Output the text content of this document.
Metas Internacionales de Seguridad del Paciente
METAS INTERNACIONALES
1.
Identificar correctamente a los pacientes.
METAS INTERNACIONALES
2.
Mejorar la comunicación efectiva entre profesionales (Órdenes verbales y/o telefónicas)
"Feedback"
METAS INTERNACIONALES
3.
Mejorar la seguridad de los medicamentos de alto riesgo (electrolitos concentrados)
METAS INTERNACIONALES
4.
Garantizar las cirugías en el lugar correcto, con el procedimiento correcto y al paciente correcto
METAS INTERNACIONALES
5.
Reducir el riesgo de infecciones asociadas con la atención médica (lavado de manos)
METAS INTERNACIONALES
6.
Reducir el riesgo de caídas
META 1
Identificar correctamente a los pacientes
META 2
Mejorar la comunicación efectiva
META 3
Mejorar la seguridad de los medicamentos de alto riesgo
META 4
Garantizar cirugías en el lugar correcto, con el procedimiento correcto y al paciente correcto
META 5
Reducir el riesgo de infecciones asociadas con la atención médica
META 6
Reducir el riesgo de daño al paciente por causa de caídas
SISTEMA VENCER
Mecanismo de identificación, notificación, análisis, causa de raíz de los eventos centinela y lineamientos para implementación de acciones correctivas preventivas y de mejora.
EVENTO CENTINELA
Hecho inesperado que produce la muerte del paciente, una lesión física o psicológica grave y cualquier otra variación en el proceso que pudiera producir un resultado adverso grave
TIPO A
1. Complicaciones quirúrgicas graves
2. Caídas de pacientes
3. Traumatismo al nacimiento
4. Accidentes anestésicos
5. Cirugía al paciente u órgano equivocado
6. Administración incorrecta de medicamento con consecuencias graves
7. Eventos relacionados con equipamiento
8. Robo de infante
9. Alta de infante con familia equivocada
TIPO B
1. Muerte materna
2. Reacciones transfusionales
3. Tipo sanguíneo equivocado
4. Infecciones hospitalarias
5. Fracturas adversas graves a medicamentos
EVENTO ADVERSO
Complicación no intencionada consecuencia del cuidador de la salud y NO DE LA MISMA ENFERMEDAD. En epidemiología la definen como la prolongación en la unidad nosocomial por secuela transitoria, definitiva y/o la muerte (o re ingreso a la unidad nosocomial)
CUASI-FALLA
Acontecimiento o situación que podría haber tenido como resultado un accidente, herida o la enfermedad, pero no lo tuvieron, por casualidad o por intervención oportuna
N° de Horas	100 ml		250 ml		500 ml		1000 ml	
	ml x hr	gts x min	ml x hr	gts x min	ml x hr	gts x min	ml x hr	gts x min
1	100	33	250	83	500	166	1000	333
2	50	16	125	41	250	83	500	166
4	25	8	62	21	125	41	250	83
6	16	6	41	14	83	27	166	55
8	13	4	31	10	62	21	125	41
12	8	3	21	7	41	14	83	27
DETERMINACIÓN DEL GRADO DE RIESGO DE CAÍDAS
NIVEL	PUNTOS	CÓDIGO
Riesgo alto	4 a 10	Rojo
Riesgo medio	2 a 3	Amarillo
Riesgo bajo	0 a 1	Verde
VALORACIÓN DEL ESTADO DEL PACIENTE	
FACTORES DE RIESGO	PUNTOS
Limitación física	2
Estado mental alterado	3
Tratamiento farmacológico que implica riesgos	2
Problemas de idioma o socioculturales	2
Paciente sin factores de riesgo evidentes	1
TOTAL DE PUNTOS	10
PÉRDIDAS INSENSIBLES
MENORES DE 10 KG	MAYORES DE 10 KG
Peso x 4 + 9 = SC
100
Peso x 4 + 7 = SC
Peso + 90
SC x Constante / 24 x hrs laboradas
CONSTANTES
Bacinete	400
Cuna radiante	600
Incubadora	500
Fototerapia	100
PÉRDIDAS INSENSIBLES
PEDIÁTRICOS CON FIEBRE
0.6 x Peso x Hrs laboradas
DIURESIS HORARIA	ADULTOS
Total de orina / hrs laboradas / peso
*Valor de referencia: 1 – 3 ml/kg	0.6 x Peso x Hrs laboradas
■ ■ ■ ■
Direction ->
Faithfully copy every entry, leaving nothing out.

The reply ->
Output the text content of this document.
Metas Internacionales de Seguridad del Paciente
METAS INTERNACIONALES
1.
Identificar correctamente a los pacientes.
METAS INTERNACIONALES
2.
Mejorar la comunicación efectiva entre profesionales (Órdenes verbales y/o telefónicas)
"Feedback"
METAS INTERNACIONALES
3.
Mejorar la seguridad de los medicamentos de alto riesgo (electrolitos concentrados)
METAS INTERNACIONALES
4.
Garantizar las cirugías en el lugar correcto, con el procedimiento correcto y al paciente correcto
METAS INTERNACIONALES
5.
Reducir el riesgo de infecciones asociadas con la atención médica (lavado de manos)
METAS INTERNACIONALES
6.
Reducir el riesgo de caídas
META 1
Identificar correctamente a los pacientes
META 2
Mejorar la comunicación efectiva
META 3
Mejorar la seguridad de los medicamentos de alto riesgo
META 4
Garantizar cirugías en el lugar correcto, con el procedimiento correcto y al paciente correcto
META 5
Reducir el riesgo de infecciones asociadas con la atención médica
META 6
Reducir el riesgo de daño al paciente por causa de caídas
SISTEMA VENCER
Mecanismo de identificación, notificación, análisis, causa de raíz de los eventos centinela y lineamientos para implementación de acciones correctivas preventivas y de mejora.
EVENTO CENTINELA
Hecho inesperado que produce la muerte del paciente, una lesión física o psicológica grave y cualquier otra variación en el proceso que pudiera producir un resultado adverso grave
TIPO A
1. Complicaciones quirúrgicas graves
2. Caídas de pacientes
3. Traumatismo al nacimiento
4. Accidentes anestésicos
5. Cirugía al paciente u órgano equivocado
6. Administración incorrecta de medicamento con consecuencias graves
7. Eventos relacionados con equipamiento
8. Robo de infante
9. Alta de infante con familia equivocada
TIPO B
1. Muerte materna
2. Reacciones transfusionales
3. Tipo sanguíneo equivocado
4. Infecciones hospitalarias
5. Fracturas adversas graves a medicamentos
EVENTO ADVERSO
Complicación no intencionada consecuencia del cuidador de la salud y NO DE LA MISMA ENFERMEDAD. En epidemiología la definen como la prolongación en la unidad nosocomial por secuela transitoria, definitiva y/o la muerte (o re ingreso a la unidad nosocomial)
CUASI-FALLA
Acontecimiento o situación que podría haber tenido como resultado un accidente, herida o la enfermedad, pero no lo tuvieron, por casualidad o por intervención oportuna
N° de Horas	100 ml		250 ml		500 ml		1000 ml	
	ml x hr	gts x min	ml x hr	gts x min	ml x hr	gts x min	ml x hr	gts x min
1	100	33	250	83	500	166	1000	333
2	50	16	125	41	250	83	500	166
4	25	8	62	21	125	41	250	83
6	16	6	41	14	83	27	166	55
8	13	4	31	10	62	21	125	41
12	8	3	21	7	41	14	83	27
DETERMINACIÓN DEL GRADO DE RIESGO DE CAÍDAS
NIVEL	PUNTOS	CÓDIGO
Riesgo alto	4 a 10	Rojo
Riesgo medio	2 a 3	Amarillo
Riesgo bajo	0 a 1	Verde
VALORACIÓN DEL ESTADO DEL PACIENTE	
FACTORES DE RIESGO	PUNTOS
Limitación física	2
Estado mental alterado	3
Tratamiento farmacológico que implica riesgos	2
Problemas de idioma o socioculturales	2
Paciente sin factores de riesgo evidentes	1
TOTAL DE PUNTOS	10
PÉRDIDAS INSENSIBLES
MENORES DE 10 KG	MAYORES DE 10 KG
Peso x 4 + 9 = SC
100
Peso x 4 + 7 = SC
Peso + 90
SC x Constante / 24 x hrs laboradas
CONSTANTES
Bacinete	400
Cuna radiante	600
Incubadora	500
Fototerapia	100
PÉRDIDAS INSENSIBLES
PEDIÁTRICOS CON FIEBRE
0.6 x Peso x Hrs laboradas
DIURESIS HORARIA	ADULTOS
Total de orina / hrs laboradas / peso
*Valor de referencia: 1 – 3 ml/kg	0.6 x Peso x Hrs laboradas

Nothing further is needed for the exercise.